## Begin LISTED RECORDS

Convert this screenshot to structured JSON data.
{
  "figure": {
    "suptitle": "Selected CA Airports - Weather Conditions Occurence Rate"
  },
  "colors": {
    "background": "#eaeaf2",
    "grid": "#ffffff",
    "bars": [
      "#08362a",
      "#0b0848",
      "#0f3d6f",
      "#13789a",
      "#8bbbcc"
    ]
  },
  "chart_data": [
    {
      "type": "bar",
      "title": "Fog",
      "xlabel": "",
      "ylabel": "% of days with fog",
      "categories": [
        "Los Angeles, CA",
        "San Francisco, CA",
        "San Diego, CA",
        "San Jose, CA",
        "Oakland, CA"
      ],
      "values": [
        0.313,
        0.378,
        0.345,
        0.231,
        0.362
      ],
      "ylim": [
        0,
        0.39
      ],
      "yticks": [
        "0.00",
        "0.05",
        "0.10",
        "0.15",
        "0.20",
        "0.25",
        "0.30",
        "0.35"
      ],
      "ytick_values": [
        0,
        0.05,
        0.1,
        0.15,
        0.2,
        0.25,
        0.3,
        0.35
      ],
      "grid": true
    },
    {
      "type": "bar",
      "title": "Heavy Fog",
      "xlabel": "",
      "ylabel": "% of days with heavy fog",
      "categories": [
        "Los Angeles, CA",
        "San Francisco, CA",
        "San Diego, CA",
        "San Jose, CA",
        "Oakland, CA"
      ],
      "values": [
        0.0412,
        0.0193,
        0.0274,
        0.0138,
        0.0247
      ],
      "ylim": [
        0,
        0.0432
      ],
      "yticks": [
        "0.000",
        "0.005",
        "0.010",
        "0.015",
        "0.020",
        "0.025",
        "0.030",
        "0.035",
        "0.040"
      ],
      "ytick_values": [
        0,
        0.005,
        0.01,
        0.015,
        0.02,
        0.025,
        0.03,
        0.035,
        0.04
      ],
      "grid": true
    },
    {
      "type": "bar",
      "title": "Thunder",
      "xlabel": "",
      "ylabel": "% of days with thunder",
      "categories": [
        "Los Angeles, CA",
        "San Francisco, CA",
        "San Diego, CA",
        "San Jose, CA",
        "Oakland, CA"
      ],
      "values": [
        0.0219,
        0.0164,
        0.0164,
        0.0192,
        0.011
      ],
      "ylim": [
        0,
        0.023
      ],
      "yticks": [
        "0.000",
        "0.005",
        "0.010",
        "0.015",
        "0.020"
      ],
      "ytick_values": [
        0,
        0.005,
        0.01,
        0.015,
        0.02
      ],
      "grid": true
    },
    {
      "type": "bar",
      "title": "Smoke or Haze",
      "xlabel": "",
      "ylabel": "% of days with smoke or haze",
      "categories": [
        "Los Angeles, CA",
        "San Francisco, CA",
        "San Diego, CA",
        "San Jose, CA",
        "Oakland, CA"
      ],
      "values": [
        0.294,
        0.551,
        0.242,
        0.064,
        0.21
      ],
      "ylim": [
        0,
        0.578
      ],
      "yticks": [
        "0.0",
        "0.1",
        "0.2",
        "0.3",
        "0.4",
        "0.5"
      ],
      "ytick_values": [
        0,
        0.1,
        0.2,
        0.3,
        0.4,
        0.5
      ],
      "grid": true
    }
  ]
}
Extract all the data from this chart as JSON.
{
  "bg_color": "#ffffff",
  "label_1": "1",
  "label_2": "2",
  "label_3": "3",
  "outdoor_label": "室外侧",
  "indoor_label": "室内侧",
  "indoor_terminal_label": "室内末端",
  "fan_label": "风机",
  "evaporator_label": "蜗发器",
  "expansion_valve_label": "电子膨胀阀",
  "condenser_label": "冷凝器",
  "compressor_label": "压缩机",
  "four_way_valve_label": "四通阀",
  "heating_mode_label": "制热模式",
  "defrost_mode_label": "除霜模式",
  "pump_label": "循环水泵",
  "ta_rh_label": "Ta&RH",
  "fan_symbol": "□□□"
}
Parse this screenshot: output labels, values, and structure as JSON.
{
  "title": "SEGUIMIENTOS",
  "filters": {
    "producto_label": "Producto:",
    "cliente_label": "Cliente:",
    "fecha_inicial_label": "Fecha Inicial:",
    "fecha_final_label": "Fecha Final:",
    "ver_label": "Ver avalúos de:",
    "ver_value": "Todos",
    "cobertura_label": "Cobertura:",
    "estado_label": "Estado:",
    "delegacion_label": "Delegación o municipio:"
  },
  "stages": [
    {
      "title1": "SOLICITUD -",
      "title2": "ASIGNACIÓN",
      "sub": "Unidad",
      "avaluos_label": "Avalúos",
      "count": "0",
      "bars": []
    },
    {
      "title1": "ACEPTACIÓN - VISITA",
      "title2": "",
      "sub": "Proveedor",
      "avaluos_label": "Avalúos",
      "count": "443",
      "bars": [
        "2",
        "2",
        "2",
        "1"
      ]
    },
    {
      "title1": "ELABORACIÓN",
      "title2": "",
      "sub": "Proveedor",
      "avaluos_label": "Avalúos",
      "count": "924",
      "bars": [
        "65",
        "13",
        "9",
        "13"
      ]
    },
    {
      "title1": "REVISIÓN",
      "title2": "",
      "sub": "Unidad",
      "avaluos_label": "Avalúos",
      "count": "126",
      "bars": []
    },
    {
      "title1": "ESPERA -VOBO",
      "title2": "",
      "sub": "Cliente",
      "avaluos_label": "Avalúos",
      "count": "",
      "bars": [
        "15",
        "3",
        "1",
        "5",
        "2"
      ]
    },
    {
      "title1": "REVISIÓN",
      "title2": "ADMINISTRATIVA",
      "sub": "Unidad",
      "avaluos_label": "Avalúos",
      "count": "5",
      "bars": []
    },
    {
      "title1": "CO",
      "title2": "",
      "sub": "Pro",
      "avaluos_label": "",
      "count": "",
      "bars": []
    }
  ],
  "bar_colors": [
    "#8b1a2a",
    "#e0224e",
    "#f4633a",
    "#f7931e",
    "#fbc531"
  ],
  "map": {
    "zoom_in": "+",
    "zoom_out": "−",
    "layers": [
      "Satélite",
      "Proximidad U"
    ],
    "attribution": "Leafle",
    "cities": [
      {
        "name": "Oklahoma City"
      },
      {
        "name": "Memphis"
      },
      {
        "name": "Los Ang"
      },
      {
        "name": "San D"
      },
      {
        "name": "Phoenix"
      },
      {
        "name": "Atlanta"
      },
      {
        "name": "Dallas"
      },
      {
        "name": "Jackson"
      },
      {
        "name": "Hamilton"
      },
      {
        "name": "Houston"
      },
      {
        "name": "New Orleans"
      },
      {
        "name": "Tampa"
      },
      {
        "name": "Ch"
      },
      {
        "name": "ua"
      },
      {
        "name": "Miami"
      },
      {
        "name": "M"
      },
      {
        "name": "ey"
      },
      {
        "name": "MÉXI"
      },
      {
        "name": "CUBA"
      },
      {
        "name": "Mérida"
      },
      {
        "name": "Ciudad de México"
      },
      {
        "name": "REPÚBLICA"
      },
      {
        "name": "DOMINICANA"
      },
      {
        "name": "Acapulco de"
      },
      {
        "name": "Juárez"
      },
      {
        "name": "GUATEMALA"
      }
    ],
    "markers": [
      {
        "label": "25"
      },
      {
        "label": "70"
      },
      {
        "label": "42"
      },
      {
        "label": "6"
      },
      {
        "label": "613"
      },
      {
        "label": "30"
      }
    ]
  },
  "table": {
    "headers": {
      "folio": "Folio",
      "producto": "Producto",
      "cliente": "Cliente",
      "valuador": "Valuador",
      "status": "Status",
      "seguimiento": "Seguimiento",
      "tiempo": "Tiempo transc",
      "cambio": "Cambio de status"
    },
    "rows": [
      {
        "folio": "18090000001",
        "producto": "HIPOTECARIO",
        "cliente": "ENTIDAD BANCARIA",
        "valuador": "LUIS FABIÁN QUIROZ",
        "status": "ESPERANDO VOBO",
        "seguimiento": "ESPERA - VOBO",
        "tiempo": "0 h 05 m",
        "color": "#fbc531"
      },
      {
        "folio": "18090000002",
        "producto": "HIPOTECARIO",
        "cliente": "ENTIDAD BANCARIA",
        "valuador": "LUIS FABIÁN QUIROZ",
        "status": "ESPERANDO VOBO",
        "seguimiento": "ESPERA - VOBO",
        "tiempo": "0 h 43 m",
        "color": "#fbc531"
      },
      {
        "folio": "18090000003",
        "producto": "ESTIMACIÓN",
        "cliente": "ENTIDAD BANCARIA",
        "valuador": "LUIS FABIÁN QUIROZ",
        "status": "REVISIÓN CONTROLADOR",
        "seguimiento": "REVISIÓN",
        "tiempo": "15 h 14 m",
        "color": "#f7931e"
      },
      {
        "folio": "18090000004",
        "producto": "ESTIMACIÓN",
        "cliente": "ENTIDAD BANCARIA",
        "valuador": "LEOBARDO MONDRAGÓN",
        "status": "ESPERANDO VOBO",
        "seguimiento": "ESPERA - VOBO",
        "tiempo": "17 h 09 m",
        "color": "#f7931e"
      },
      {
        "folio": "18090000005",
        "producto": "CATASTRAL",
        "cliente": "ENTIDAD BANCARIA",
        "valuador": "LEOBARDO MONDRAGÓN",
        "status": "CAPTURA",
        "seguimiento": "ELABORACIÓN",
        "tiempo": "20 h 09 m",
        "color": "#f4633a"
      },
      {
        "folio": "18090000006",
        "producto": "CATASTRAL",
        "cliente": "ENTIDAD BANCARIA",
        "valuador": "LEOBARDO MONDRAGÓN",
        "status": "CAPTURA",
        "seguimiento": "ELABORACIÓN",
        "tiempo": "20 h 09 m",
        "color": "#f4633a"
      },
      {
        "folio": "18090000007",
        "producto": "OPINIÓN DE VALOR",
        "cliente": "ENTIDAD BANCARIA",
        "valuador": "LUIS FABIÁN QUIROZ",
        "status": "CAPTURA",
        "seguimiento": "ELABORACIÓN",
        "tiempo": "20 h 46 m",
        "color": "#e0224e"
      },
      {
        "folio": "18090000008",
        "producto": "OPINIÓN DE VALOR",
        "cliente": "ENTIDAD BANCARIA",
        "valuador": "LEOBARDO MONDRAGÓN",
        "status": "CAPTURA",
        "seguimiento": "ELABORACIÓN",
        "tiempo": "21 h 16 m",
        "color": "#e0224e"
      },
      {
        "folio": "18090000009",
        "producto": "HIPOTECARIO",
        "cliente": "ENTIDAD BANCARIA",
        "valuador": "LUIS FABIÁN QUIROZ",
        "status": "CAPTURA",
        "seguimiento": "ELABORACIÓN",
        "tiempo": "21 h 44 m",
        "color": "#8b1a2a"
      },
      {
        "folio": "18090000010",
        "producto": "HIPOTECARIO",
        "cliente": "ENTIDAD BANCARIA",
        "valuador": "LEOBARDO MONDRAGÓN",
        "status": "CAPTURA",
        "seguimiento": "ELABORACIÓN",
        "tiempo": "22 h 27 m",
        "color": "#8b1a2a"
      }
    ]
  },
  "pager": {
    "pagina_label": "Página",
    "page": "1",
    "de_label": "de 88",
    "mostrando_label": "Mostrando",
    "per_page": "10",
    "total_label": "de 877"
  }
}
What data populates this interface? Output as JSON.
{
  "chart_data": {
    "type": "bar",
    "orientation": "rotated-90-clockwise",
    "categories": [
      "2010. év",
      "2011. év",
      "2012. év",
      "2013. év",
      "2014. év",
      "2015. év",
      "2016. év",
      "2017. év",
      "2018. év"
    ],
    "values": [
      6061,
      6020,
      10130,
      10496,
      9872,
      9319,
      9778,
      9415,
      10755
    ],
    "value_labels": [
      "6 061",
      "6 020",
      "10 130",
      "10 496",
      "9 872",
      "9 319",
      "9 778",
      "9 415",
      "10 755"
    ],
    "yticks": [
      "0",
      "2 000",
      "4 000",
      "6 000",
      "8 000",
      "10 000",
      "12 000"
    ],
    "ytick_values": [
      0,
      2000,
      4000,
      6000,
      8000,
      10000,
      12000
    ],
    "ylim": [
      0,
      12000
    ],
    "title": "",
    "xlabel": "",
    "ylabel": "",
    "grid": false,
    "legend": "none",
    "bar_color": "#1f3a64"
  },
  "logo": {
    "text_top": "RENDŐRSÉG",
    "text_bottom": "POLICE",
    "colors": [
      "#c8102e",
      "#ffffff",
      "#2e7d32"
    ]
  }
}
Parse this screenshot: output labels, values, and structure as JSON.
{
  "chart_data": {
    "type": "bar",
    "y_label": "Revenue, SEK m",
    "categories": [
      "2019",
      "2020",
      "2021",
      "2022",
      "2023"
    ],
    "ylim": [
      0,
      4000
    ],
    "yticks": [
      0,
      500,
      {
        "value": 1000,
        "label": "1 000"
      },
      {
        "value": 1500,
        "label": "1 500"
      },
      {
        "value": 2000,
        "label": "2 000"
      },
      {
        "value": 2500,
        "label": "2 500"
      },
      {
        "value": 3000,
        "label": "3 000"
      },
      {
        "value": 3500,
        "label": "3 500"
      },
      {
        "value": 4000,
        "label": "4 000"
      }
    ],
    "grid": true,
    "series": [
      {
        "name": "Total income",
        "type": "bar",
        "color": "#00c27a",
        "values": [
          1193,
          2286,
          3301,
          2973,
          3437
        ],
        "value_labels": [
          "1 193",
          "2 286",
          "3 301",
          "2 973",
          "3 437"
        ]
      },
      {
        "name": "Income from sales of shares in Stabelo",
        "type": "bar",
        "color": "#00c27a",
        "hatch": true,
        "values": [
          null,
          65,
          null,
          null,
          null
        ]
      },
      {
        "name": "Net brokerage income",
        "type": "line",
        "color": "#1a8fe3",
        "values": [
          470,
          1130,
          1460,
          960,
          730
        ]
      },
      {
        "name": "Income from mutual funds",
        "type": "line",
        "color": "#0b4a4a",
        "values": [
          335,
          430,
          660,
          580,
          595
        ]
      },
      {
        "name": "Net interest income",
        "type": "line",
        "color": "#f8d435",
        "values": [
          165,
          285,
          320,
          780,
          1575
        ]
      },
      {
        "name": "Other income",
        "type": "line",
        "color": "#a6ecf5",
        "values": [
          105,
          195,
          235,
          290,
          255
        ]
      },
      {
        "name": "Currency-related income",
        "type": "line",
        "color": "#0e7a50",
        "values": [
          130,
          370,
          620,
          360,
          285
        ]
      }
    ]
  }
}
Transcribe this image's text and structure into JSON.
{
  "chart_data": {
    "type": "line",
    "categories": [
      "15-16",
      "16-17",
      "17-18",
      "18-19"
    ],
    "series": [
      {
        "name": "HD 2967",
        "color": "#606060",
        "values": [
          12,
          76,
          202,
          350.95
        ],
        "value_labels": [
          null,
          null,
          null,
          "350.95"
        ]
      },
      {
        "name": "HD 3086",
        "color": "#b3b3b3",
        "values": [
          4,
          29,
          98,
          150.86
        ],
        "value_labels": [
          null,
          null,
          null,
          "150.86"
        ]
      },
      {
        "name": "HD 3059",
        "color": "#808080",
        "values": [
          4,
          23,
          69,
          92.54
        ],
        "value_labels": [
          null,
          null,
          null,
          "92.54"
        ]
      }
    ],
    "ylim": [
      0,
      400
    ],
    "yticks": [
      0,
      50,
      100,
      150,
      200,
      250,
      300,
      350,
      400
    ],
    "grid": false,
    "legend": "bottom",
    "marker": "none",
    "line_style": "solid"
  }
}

## End LISTED RECORDS

OBJECTIVE:
Extract every line from the records above that contains the word "Fecha".

SOLUTION TO THIS EXERCISE:
    "fecha_inicial_label": "Fecha Inicial:",
    "fecha_final_label": "Fecha Final:",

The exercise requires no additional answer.